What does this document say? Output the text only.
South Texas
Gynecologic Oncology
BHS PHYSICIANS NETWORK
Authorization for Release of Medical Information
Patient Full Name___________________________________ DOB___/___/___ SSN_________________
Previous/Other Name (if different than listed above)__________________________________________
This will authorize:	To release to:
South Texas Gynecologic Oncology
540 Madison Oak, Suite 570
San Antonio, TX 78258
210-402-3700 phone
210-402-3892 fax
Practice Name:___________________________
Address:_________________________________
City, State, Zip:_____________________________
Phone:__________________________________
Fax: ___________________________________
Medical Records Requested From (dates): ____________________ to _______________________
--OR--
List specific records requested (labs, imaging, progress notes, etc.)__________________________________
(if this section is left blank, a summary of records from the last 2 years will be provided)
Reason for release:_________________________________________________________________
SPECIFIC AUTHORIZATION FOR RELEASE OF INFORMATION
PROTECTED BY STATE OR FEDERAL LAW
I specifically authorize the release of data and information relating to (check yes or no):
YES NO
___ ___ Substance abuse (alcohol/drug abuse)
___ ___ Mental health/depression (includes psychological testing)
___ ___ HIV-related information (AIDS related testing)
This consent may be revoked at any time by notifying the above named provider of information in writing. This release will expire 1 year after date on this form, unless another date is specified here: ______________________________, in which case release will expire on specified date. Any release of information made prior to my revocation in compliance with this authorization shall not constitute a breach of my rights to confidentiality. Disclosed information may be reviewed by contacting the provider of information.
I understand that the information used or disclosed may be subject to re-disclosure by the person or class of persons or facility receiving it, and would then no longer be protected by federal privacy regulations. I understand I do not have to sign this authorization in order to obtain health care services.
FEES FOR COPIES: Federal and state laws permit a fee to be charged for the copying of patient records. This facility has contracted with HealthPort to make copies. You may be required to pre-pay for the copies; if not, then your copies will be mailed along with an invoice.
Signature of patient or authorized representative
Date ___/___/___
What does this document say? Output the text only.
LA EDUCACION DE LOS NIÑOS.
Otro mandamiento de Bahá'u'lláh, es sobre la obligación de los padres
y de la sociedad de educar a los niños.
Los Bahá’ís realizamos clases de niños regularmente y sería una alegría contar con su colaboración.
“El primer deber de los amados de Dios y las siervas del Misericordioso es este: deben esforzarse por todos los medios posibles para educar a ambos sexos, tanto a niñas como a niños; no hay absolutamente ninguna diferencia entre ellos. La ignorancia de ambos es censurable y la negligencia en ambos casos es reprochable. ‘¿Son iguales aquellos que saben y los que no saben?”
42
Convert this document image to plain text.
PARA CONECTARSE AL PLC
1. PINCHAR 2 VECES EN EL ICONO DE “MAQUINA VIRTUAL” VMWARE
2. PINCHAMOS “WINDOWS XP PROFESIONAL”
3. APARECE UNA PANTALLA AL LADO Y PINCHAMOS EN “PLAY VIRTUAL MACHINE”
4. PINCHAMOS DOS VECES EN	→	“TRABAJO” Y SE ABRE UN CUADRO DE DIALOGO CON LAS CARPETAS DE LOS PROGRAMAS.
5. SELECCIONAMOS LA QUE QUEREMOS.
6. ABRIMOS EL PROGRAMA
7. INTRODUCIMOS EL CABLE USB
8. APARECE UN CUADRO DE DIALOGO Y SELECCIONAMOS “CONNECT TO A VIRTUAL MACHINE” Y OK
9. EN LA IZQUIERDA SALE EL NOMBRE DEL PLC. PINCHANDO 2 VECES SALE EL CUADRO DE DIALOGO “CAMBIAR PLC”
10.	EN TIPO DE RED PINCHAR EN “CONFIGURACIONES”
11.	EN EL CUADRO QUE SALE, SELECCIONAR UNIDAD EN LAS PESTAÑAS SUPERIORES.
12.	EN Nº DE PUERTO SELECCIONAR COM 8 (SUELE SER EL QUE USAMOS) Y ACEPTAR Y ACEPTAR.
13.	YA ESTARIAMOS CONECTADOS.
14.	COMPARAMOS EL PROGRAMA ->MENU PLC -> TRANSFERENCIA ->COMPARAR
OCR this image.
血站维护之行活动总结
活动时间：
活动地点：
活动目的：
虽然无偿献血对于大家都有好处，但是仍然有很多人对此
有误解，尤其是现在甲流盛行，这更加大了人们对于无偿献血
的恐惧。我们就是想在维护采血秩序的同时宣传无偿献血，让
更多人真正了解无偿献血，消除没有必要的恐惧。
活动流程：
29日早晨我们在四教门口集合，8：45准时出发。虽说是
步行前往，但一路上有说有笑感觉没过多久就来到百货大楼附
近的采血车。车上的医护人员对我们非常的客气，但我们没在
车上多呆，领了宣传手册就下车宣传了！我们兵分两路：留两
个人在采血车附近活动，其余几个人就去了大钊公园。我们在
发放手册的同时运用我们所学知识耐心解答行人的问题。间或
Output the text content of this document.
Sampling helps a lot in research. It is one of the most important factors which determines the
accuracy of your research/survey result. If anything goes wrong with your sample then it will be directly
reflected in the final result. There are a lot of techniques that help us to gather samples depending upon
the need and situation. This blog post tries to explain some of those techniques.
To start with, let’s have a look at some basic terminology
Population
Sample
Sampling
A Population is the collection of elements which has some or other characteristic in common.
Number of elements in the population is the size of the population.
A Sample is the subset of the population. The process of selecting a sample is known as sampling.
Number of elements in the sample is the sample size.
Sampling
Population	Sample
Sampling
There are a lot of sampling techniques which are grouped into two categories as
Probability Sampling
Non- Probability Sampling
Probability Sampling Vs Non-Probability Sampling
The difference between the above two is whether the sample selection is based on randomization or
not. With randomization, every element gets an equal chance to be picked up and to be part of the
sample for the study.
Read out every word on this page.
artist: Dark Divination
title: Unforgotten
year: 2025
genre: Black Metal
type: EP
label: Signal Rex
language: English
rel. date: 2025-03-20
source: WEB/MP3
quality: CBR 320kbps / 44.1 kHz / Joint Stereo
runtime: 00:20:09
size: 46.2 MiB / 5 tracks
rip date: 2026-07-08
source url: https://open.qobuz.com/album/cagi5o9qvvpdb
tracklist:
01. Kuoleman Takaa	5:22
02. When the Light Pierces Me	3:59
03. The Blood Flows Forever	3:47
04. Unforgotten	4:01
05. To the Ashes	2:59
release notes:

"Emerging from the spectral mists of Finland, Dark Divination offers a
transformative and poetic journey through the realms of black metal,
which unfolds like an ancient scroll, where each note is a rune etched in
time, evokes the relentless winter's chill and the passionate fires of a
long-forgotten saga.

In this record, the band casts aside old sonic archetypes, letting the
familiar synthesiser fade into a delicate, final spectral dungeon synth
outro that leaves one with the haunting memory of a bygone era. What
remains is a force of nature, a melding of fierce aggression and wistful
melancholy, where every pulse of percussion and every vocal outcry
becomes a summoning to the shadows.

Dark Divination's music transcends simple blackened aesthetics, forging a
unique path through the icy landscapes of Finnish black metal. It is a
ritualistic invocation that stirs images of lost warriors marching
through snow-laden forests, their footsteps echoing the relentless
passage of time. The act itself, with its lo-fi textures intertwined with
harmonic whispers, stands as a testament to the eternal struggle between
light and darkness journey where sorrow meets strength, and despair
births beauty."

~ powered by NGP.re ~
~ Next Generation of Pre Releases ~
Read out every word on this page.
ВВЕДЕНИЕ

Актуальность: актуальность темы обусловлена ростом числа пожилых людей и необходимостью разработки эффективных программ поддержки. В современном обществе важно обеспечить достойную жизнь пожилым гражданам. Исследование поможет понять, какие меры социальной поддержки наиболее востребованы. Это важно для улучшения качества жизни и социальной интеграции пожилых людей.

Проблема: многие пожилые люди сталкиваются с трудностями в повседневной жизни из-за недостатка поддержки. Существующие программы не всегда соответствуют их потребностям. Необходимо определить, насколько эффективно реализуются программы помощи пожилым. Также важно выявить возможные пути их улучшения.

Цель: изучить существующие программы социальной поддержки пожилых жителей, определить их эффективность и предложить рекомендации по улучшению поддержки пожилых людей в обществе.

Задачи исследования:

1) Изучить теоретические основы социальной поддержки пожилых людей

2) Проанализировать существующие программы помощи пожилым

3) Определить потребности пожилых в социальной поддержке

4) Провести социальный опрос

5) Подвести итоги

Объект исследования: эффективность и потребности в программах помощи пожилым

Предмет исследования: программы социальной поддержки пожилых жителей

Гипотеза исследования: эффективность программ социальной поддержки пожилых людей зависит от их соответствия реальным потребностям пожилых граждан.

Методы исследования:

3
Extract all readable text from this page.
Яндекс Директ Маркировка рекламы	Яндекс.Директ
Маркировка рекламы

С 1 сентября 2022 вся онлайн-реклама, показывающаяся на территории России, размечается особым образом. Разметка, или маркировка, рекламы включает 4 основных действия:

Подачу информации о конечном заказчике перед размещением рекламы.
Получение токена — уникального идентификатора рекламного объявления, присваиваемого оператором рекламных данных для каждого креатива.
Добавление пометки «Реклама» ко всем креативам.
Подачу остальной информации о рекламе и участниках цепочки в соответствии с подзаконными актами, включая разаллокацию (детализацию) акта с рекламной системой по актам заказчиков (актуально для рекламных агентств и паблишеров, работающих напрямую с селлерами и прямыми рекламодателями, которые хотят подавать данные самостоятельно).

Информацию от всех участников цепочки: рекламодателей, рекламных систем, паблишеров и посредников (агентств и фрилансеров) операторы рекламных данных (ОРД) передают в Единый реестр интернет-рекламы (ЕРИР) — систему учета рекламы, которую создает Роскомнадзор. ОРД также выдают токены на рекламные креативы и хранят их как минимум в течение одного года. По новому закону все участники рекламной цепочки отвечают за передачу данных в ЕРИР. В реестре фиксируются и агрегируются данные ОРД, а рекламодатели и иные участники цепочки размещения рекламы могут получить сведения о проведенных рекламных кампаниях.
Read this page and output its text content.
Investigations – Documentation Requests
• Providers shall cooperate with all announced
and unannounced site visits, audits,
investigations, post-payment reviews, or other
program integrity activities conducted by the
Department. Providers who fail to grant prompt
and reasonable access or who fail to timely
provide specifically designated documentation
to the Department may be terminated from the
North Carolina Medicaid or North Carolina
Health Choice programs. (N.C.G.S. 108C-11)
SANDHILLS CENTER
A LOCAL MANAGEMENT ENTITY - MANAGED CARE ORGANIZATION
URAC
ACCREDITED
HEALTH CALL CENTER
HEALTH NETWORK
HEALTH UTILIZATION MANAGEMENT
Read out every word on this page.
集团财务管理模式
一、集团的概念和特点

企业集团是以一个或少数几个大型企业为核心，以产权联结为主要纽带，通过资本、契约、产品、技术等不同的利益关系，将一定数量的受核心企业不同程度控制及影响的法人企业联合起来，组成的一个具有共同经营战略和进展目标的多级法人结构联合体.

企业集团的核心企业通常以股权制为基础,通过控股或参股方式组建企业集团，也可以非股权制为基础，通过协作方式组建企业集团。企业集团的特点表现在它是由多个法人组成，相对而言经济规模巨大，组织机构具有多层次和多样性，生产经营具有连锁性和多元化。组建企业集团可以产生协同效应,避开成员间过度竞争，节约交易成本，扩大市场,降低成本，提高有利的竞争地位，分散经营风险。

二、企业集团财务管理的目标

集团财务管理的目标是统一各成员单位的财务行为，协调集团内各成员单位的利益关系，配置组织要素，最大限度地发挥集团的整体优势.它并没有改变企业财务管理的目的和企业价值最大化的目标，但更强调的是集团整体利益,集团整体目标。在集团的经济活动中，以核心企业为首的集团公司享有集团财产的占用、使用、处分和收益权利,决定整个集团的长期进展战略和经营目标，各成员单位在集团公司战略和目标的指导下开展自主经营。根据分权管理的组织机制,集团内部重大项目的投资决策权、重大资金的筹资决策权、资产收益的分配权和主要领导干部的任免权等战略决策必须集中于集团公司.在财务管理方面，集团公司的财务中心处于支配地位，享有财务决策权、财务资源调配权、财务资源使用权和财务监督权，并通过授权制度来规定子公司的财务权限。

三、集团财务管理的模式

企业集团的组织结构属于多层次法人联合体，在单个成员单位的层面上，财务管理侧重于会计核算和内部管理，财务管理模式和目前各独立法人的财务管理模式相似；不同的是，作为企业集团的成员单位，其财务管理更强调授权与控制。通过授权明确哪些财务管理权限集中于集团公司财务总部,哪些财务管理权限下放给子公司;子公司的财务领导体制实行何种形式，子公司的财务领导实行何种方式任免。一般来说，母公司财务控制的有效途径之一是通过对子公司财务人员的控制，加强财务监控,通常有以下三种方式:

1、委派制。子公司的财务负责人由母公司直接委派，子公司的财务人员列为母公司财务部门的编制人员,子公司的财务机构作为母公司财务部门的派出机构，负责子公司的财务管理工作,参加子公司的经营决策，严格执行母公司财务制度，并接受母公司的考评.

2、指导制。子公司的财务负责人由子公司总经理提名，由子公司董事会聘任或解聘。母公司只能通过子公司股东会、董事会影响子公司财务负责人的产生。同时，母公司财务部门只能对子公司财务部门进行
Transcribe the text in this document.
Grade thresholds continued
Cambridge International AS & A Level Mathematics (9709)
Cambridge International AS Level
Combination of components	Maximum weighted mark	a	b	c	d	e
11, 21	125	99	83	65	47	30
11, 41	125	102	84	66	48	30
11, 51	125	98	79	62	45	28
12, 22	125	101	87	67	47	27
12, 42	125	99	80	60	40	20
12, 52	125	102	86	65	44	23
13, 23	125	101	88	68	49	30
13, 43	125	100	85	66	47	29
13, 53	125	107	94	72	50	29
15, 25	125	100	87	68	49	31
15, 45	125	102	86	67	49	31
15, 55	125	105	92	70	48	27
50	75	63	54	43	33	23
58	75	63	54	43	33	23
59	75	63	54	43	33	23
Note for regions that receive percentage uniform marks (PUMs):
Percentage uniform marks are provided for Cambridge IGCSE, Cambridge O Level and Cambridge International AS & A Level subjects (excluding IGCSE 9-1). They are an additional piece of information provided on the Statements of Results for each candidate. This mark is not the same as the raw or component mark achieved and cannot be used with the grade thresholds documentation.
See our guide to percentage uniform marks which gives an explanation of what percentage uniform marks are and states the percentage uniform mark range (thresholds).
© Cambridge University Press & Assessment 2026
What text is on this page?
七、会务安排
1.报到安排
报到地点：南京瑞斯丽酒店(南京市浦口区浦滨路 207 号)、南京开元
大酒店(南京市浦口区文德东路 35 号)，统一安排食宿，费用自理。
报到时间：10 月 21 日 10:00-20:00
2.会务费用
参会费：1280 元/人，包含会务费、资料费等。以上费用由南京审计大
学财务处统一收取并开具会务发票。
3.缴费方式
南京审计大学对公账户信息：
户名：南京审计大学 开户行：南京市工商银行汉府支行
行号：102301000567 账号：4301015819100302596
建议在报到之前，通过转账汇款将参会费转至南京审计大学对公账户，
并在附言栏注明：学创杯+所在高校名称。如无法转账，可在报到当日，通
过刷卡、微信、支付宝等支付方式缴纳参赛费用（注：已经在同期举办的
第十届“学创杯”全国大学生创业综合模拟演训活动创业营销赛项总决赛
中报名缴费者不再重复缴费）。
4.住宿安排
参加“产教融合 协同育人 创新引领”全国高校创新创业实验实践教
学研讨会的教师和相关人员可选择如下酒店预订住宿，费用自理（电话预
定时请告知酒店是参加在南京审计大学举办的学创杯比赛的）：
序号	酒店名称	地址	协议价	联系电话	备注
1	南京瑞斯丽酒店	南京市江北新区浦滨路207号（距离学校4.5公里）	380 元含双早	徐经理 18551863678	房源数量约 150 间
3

^^^^

Search the data for "SELECCIONAMOS". Copy every matching line.

5. SELECCIONAMOS LA QUE QUEREMOS.
8. APARECE UN CUADRO DE DIALOGO Y SELECCIONAMOS “CONNECT TO A VIRTUAL MACHINE” Y OK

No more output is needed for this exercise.